WRITTEN EXERCISE:
Extract the listing in its entirety, keeping each line identical to the original.
---------------
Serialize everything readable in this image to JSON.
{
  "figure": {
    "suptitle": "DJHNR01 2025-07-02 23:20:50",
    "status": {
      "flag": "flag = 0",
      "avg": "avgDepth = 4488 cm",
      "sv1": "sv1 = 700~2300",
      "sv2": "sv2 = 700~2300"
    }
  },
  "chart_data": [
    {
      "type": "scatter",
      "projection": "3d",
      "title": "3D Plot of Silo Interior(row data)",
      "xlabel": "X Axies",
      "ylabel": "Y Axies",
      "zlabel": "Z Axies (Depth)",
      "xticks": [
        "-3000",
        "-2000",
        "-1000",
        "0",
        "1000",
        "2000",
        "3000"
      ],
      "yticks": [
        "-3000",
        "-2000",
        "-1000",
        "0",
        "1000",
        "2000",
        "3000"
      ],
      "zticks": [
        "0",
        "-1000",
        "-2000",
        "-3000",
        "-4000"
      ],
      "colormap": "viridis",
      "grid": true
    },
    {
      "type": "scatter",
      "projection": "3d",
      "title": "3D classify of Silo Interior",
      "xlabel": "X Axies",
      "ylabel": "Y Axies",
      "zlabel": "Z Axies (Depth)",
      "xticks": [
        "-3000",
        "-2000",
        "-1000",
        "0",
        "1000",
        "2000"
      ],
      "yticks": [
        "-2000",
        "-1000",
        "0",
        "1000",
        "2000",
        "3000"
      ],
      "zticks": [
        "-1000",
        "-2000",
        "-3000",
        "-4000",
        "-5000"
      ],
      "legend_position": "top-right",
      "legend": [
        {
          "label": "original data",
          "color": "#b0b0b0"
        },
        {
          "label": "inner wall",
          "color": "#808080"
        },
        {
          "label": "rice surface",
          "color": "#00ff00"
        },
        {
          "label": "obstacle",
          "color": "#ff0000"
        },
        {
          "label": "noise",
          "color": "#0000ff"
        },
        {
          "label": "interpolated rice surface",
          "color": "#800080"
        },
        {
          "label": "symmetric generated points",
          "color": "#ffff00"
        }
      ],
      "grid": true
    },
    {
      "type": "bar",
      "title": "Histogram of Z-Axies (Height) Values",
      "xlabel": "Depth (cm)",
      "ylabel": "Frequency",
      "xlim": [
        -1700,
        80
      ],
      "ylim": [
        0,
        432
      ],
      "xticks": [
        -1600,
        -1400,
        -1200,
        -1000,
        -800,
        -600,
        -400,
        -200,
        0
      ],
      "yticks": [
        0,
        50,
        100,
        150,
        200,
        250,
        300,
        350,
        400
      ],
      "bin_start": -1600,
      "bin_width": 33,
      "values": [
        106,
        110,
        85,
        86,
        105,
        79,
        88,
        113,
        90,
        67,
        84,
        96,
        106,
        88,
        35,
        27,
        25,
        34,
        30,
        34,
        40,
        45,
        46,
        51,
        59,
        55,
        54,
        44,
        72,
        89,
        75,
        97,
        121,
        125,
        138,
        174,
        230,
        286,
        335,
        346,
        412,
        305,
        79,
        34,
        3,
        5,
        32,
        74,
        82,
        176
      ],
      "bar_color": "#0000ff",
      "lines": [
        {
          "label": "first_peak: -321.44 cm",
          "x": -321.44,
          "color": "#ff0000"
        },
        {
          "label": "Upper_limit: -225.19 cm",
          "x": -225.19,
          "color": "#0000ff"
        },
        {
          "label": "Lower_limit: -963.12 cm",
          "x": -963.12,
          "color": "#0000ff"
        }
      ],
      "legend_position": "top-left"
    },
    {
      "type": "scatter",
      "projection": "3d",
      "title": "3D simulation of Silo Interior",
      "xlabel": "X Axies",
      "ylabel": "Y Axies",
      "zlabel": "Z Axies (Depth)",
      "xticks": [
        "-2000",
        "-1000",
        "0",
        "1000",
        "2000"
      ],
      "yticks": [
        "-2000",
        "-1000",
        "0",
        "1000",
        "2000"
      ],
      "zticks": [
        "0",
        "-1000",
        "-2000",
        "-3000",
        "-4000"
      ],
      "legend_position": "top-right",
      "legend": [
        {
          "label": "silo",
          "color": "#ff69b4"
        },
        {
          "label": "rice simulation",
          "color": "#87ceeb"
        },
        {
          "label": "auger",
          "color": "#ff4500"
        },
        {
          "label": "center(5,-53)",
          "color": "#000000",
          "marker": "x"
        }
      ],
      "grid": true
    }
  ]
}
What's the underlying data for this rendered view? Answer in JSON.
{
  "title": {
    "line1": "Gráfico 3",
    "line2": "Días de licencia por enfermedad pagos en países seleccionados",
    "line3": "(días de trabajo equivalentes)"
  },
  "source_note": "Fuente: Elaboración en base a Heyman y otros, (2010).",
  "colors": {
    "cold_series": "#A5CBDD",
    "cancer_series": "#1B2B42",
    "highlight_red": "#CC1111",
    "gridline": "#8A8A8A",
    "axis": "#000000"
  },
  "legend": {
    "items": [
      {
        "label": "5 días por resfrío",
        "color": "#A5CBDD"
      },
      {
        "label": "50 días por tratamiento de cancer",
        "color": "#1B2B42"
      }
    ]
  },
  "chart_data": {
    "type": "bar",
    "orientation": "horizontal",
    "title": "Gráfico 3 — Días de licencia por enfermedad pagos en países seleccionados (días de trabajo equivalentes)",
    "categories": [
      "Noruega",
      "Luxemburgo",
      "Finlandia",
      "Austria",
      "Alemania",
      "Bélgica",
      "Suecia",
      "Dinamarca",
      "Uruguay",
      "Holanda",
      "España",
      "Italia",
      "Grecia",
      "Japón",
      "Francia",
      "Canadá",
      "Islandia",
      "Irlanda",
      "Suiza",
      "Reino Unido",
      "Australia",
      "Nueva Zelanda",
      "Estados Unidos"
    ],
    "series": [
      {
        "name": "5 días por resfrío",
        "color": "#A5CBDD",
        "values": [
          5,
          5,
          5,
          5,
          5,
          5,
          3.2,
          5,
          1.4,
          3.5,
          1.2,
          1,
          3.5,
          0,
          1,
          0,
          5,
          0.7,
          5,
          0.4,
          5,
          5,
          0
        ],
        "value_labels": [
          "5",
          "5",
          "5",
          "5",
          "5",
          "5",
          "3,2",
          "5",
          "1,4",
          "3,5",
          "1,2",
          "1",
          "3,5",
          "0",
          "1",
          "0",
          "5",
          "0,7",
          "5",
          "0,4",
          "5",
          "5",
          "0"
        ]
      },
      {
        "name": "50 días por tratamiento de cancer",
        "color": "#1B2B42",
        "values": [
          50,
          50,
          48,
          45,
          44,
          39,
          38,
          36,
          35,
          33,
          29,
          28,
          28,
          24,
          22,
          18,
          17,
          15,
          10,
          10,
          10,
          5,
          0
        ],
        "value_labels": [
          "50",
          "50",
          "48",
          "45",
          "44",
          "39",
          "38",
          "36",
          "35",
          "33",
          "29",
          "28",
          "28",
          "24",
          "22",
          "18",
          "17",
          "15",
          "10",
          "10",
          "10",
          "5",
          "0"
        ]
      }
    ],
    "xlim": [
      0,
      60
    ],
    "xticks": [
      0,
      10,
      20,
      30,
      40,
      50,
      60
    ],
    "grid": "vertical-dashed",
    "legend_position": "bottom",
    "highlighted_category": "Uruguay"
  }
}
---------------
RESULT FOR THIS EXERCISE:
Serialize everything readable in this image to JSON.
{
  "figure": {
    "suptitle": "DJHNR01 2025-07-02 23:20:50",
    "status": {
      "flag": "flag = 0",
      "avg": "avgDepth = 4488 cm",
      "sv1": "sv1 = 700~2300",
      "sv2": "sv2 = 700~2300"
    }
  },
  "chart_data": [
    {
      "type": "scatter",
      "projection": "3d",
      "title": "3D Plot of Silo Interior(row data)",
      "xlabel": "X Axies",
      "ylabel": "Y Axies",
      "zlabel": "Z Axies (Depth)",
      "xticks": [
        "-3000",
        "-2000",
        "-1000",
        "0",
        "1000",
        "2000",
        "3000"
      ],
      "yticks": [
        "-3000",
        "-2000",
        "-1000",
        "0",
        "1000",
        "2000",
        "3000"
      ],
      "zticks": [
        "0",
        "-1000",
        "-2000",
        "-3000",
        "-4000"
      ],
      "colormap": "viridis",
      "grid": true
    },
    {
      "type": "scatter",
      "projection": "3d",
      "title": "3D classify of Silo Interior",
      "xlabel": "X Axies",
      "ylabel": "Y Axies",
      "zlabel": "Z Axies (Depth)",
      "xticks": [
        "-3000",
        "-2000",
        "-1000",
        "0",
        "1000",
        "2000"
      ],
      "yticks": [
        "-2000",
        "-1000",
        "0",
        "1000",
        "2000",
        "3000"
      ],
      "zticks": [
        "-1000",
        "-2000",
        "-3000",
        "-4000",
        "-5000"
      ],
      "legend_position": "top-right",
      "legend": [
        {
          "label": "original data",
          "color": "#b0b0b0"
        },
        {
          "label": "inner wall",
          "color": "#808080"
        },
        {
          "label": "rice surface",
          "color": "#00ff00"
        },
        {
          "label": "obstacle",
          "color": "#ff0000"
        },
        {
          "label": "noise",
          "color": "#0000ff"
        },
        {
          "label": "interpolated rice surface",
          "color": "#800080"
        },
        {
          "label": "symmetric generated points",
          "color": "#ffff00"
        }
      ],
      "grid": true
    },
    {
      "type": "bar",
      "title": "Histogram of Z-Axies (Height) Values",
      "xlabel": "Depth (cm)",
      "ylabel": "Frequency",
      "xlim": [
        -1700,
        80
      ],
      "ylim": [
        0,
        432
      ],
      "xticks": [
        -1600,
        -1400,
        -1200,
        -1000,
        -800,
        -600,
        -400,
        -200,
        0
      ],
      "yticks": [
        0,
        50,
        100,
        150,
        200,
        250,
        300,
        350,
        400
      ],
      "bin_start": -1600,
      "bin_width": 33,
      "values": [
        106,
        110,
        85,
        86,
        105,
        79,
        88,
        113,
        90,
        67,
        84,
        96,
        106,
        88,
        35,
        27,
        25,
        34,
        30,
        34,
        40,
        45,
        46,
        51,
        59,
        55,
        54,
        44,
        72,
        89,
        75,
        97,
        121,
        125,
        138,
        174,
        230,
        286,
        335,
        346,
        412,
        305,
        79,
        34,
        3,
        5,
        32,
        74,
        82,
        176
      ],
      "bar_color": "#0000ff",
      "lines": [
        {
          "label": "first_peak: -321.44 cm",
          "x": -321.44,
          "color": "#ff0000"
        },
        {
          "label": "Upper_limit: -225.19 cm",
          "x": -225.19,
          "color": "#0000ff"
        },
        {
          "label": "Lower_limit: -963.12 cm",
          "x": -963.12,
          "color": "#0000ff"
        }
      ],
      "legend_position": "top-left"
    },
    {
      "type": "scatter",
      "projection": "3d",
      "title": "3D simulation of Silo Interior",
      "xlabel": "X Axies",
      "ylabel": "Y Axies",
      "zlabel": "Z Axies (Depth)",
      "xticks": [
        "-2000",
        "-1000",
        "0",
        "1000",
        "2000"
      ],
      "yticks": [
        "-2000",
        "-1000",
        "0",
        "1000",
        "2000"
      ],
      "zticks": [
        "0",
        "-1000",
        "-2000",
        "-3000",
        "-4000"
      ],
      "legend_position": "top-right",
      "legend": [
        {
          "label": "silo",
          "color": "#ff69b4"
        },
        {
          "label": "rice simulation",
          "color": "#87ceeb"
        },
        {
          "label": "auger",
          "color": "#ff4500"
        },
        {
          "label": "center(5,-53)",
          "color": "#000000",
          "marker": "x"
        }
      ],
      "grid": true
    }
  ]
}
What's the underlying data for this rendered view? Answer in JSON.
{
  "title": {
    "line1": "Gráfico 3",
    "line2": "Días de licencia por enfermedad pagos en países seleccionados",
    "line3": "(días de trabajo equivalentes)"
  },
  "source_note": "Fuente: Elaboración en base a Heyman y otros, (2010).",
  "colors": {
    "cold_series": "#A5CBDD",
    "cancer_series": "#1B2B42",
    "highlight_red": "#CC1111",
    "gridline": "#8A8A8A",
    "axis": "#000000"
  },
  "legend": {
    "items": [
      {
        "label": "5 días por resfrío",
        "color": "#A5CBDD"
      },
      {
        "label": "50 días por tratamiento de cancer",
        "color": "#1B2B42"
      }
    ]
  },
  "chart_data": {
    "type": "bar",
    "orientation": "horizontal",
    "title": "Gráfico 3 — Días de licencia por enfermedad pagos en países seleccionados (días de trabajo equivalentes)",
    "categories": [
      "Noruega",
      "Luxemburgo",
      "Finlandia",
      "Austria",
      "Alemania",
      "Bélgica",
      "Suecia",
      "Dinamarca",
      "Uruguay",
      "Holanda",
      "España",
      "Italia",
      "Grecia",
      "Japón",
      "Francia",
      "Canadá",
      "Islandia",
      "Irlanda",
      "Suiza",
      "Reino Unido",
      "Australia",
      "Nueva Zelanda",
      "Estados Unidos"
    ],
    "series": [
      {
        "name": "5 días por resfrío",
        "color": "#A5CBDD",
        "values": [
          5,
          5,
          5,
          5,
          5,
          5,
          3.2,
          5,
          1.4,
          3.5,
          1.2,
          1,
          3.5,
          0,
          1,
          0,
          5,
          0.7,
          5,
          0.4,
          5,
          5,
          0
        ],
        "value_labels": [
          "5",
          "5",
          "5",
          "5",
          "5",
          "5",
          "3,2",
          "5",
          "1,4",
          "3,5",
          "1,2",
          "1",
          "3,5",
          "0",
          "1",
          "0",
          "5",
          "0,7",
          "5",
          "0,4",
          "5",
          "5",
          "0"
        ]
      },
      {
        "name": "50 días por tratamiento de cancer",
        "color": "#1B2B42",
        "values": [
          50,
          50,
          48,
          45,
          44,
          39,
          38,
          36,
          35,
          33,
          29,
          28,
          28,
          24,
          22,
          18,
          17,
          15,
          10,
          10,
          10,
          5,
          0
        ],
        "value_labels": [
          "50",
          "50",
          "48",
          "45",
          "44",
          "39",
          "38",
          "36",
          "35",
          "33",
          "29",
          "28",
          "28",
          "24",
          "22",
          "18",
          "17",
          "15",
          "10",
          "10",
          "10",
          "5",
          "0"
        ]
      }
    ],
    "xlim": [
      0,
      60
    ],
    "xticks": [
      0,
      10,
      20,
      30,
      40,
      50,
      60
    ],
    "grid": "vertical-dashed",
    "legend_position": "bottom",
    "highlighted_category": "Uruguay"
  }
}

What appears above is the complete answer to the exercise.